SUPPLIED DATA

::::

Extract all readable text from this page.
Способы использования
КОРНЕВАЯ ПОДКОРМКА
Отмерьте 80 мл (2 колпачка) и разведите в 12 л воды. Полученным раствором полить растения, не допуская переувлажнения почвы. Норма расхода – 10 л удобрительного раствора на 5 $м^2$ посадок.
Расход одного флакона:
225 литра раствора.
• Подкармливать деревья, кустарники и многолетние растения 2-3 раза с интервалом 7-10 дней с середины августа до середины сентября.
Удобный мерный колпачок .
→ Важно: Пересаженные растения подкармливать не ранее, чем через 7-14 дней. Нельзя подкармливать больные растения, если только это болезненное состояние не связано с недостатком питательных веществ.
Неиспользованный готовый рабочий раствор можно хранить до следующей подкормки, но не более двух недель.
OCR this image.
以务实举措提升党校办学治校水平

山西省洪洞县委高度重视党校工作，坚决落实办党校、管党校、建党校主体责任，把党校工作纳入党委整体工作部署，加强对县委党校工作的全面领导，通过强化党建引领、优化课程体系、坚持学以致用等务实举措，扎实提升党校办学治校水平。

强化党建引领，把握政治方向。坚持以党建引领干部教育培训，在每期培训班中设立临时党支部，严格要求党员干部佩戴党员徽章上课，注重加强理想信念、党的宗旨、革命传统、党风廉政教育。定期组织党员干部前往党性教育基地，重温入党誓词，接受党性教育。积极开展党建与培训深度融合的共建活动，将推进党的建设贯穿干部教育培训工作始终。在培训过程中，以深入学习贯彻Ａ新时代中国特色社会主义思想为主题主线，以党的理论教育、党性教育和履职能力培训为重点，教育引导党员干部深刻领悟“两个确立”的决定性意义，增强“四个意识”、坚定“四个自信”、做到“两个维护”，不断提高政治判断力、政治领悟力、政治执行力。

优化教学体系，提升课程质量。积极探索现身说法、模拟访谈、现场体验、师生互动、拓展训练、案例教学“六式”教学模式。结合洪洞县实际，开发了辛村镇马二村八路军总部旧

::::

EXERCISE DESCRIPTION
Quote, without any change, each line from the one that contains "OCR this image." through the end of the material.

TASK SOLUTION
OCR this image.
以务实举措提升党校办学治校水平

山西省洪洞县委高度重视党校工作，坚决落实办党校、管党校、建党校主体责任，把党校工作纳入党委整体工作部署，加强对县委党校工作的全面领导，通过强化党建引领、优化课程体系、坚持学以致用等务实举措，扎实提升党校办学治校水平。

强化党建引领，把握政治方向。坚持以党建引领干部教育培训，在每期培训班中设立临时党支部，严格要求党员干部佩戴党员徽章上课，注重加强理想信念、党的宗旨、革命传统、党风廉政教育。定期组织党员干部前往党性教育基地，重温入党誓词，接受党性教育。积极开展党建与培训深度融合的共建活动，将推进党的建设贯穿干部教育培训工作始终。在培训过程中，以深入学习贯彻Ａ新时代中国特色社会主义思想为主题主线，以党的理论教育、党性教育和履职能力培训为重点，教育引导党员干部深刻领悟“两个确立”的决定性意义，增强“四个意识”、坚定“四个自信”、做到“两个维护”，不断提高政治判断力、政治领悟力、政治执行力。

优化教学体系，提升课程质量。积极探索现身说法、模拟访谈、现场体验、师生互动、拓展训练、案例教学“六式”教学模式。结合洪洞县实际，开发了辛村镇马二村八路军总部旧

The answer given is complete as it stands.